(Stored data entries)
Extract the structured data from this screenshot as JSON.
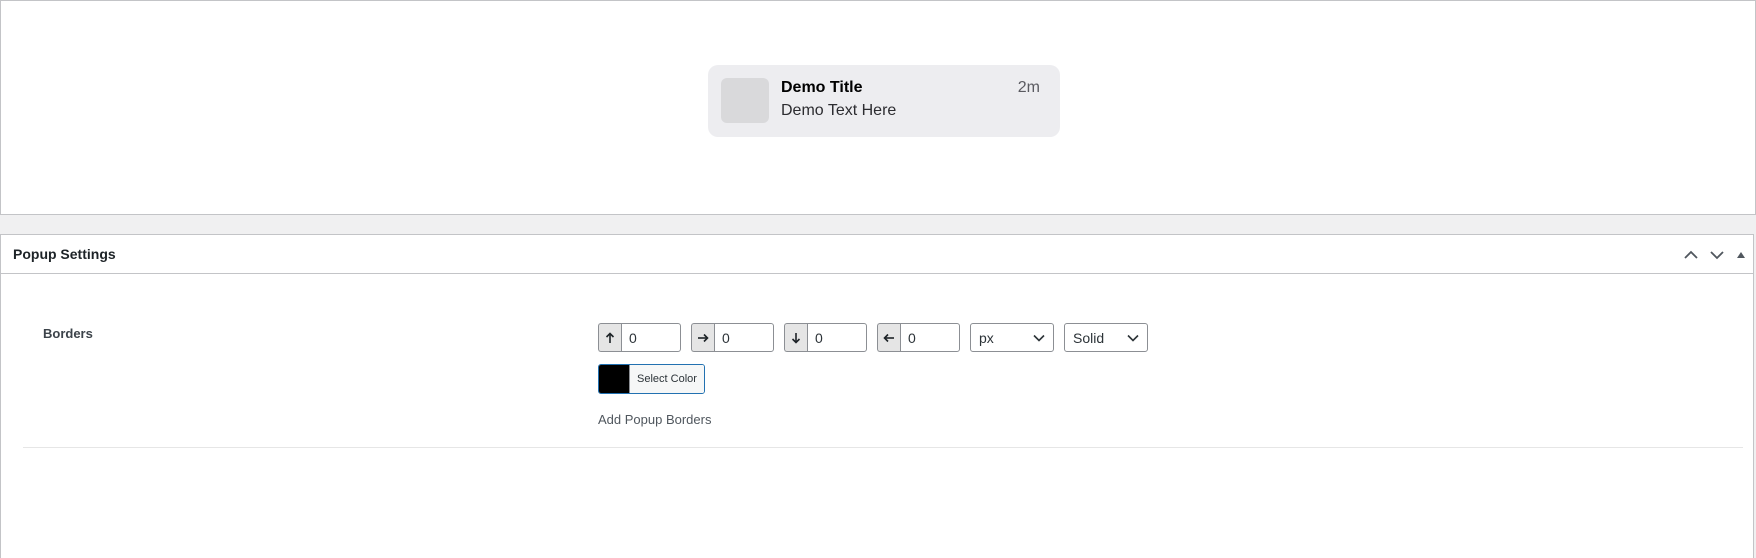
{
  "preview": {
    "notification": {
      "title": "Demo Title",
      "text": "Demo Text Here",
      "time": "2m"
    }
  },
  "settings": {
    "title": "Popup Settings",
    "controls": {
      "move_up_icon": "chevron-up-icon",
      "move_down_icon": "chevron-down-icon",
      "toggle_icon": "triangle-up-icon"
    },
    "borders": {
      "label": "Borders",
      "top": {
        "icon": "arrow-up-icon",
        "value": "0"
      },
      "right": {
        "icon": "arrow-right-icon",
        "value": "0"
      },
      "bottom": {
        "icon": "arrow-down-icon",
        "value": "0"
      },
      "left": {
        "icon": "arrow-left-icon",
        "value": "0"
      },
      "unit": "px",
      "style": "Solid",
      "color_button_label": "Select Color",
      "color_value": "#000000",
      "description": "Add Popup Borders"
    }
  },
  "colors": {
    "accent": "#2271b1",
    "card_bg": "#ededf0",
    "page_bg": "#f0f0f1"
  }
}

* **Written request**: Give back the whole listing as it stands, minus its pictures.

* **Written response**:
Extract the structured data from this screenshot as JSON.
{
  "preview": {
    "notification": {
      "title": "Demo Title",
      "text": "Demo Text Here",
      "time": "2m"
    }
  },
  "settings": {
    "title": "Popup Settings",
    "controls": {
      "move_up_icon": "chevron-up-icon",
      "move_down_icon": "chevron-down-icon",
      "toggle_icon": "triangle-up-icon"
    },
    "borders": {
      "label": "Borders",
      "top": {
        "icon": "arrow-up-icon",
        "value": "0"
      },
      "right": {
        "icon": "arrow-right-icon",
        "value": "0"
      },
      "bottom": {
        "icon": "arrow-down-icon",
        "value": "0"
      },
      "left": {
        "icon": "arrow-left-icon",
        "value": "0"
      },
      "unit": "px",
      "style": "Solid",
      "color_button_label": "Select Color",
      "color_value": "#000000",
      "description": "Add Popup Borders"
    }
  },
  "colors": {
    "accent": "#2271b1",
    "card_bg": "#ededf0",
    "page_bg": "#f0f0f1"
  }
}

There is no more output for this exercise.